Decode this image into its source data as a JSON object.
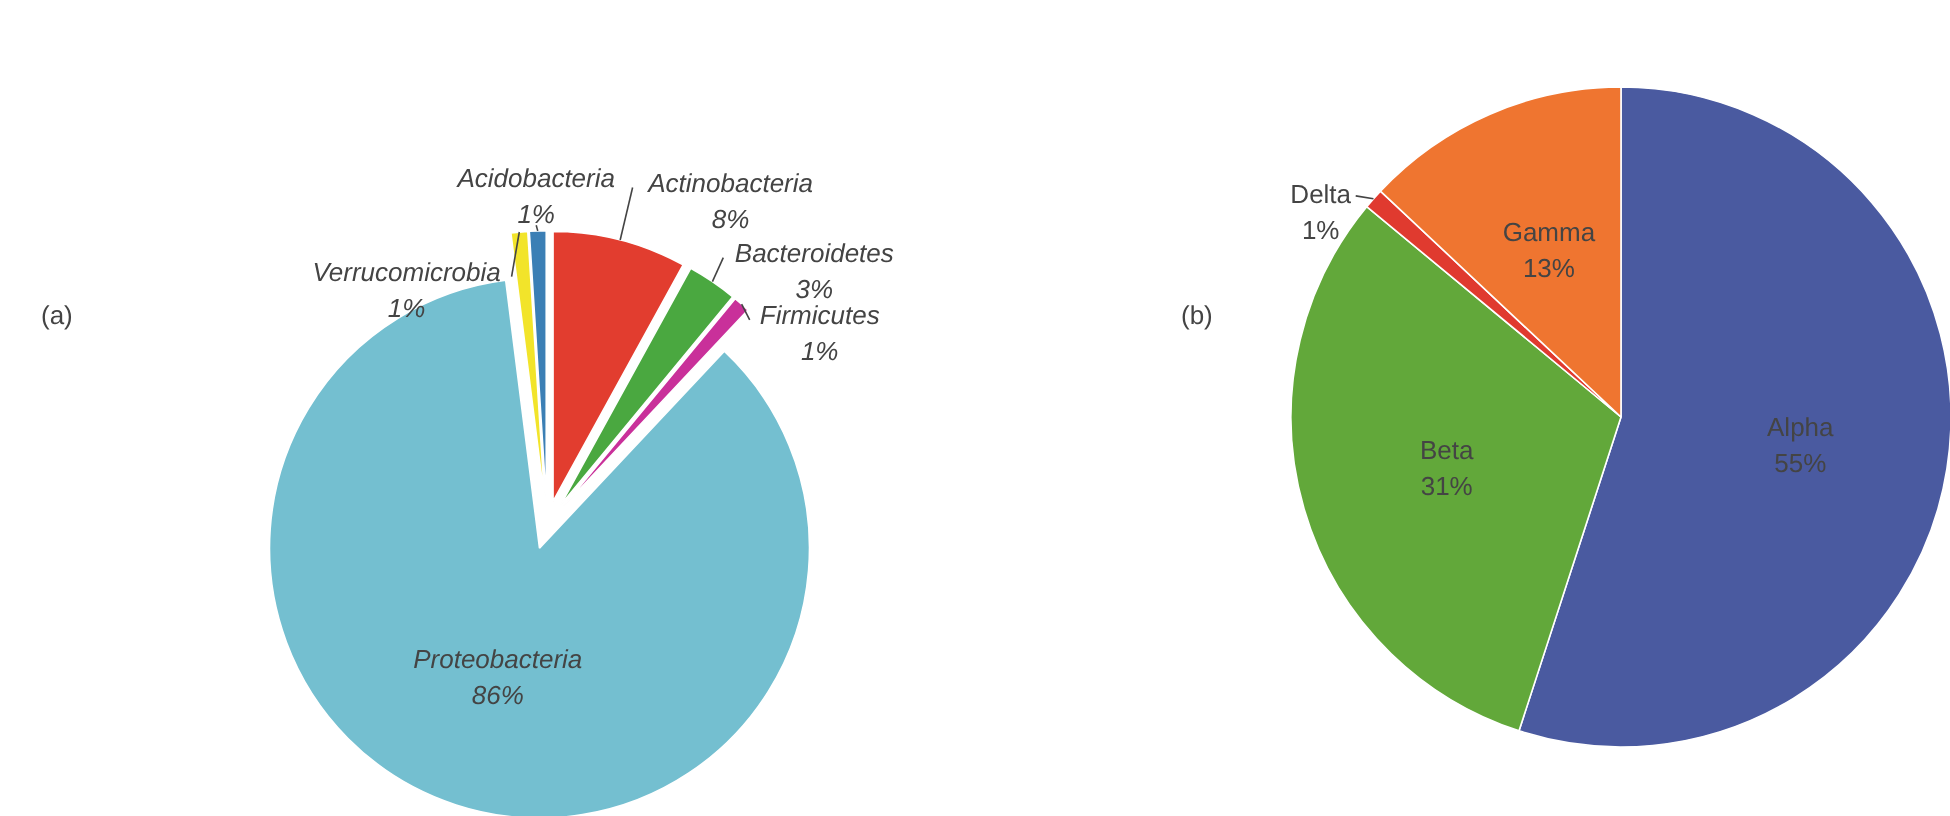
{
  "chart_data": [
    {
      "type": "pie",
      "title": "(a)",
      "categories": [
        "Actinobacteria",
        "Bacteroidetes",
        "Firmicutes",
        "Proteobacteria",
        "Verrucomicrobia",
        "Acidobacteria"
      ],
      "values": [
        8,
        3,
        1,
        86,
        1,
        1
      ],
      "value_labels": [
        "8%",
        "3%",
        "1%",
        "86%",
        "1%",
        "1%"
      ],
      "colors": [
        "#e23d2f",
        "#4aa840",
        "#c9309a",
        "#74bfd0",
        "#f2e42a",
        "#3b7fb5"
      ]
    },
    {
      "type": "pie",
      "title": "(b)",
      "categories": [
        "Alpha",
        "Beta",
        "Delta",
        "Gamma"
      ],
      "values": [
        55,
        31,
        1,
        13
      ],
      "value_labels": [
        "55%",
        "31%",
        "1%",
        "13%"
      ],
      "colors": [
        "#4a5aa0",
        "#62a83a",
        "#e03a2f",
        "#ef7530"
      ]
    }
  ]
}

_WHAT IS BEING ASKED_
Repeat each line of the records above exactly, but do not copy the pictures.

_EXERCISE OUTPUT_
Decode this image into its source data as a JSON object.
{
  "chart_data": [
    {
      "type": "pie",
      "title": "(a)",
      "categories": [
        "Actinobacteria",
        "Bacteroidetes",
        "Firmicutes",
        "Proteobacteria",
        "Verrucomicrobia",
        "Acidobacteria"
      ],
      "values": [
        8,
        3,
        1,
        86,
        1,
        1
      ],
      "value_labels": [
        "8%",
        "3%",
        "1%",
        "86%",
        "1%",
        "1%"
      ],
      "colors": [
        "#e23d2f",
        "#4aa840",
        "#c9309a",
        "#74bfd0",
        "#f2e42a",
        "#3b7fb5"
      ]
    },
    {
      "type": "pie",
      "title": "(b)",
      "categories": [
        "Alpha",
        "Beta",
        "Delta",
        "Gamma"
      ],
      "values": [
        55,
        31,
        1,
        13
      ],
      "value_labels": [
        "55%",
        "31%",
        "1%",
        "13%"
      ],
      "colors": [
        "#4a5aa0",
        "#62a83a",
        "#e03a2f",
        "#ef7530"
      ]
    }
  ]
}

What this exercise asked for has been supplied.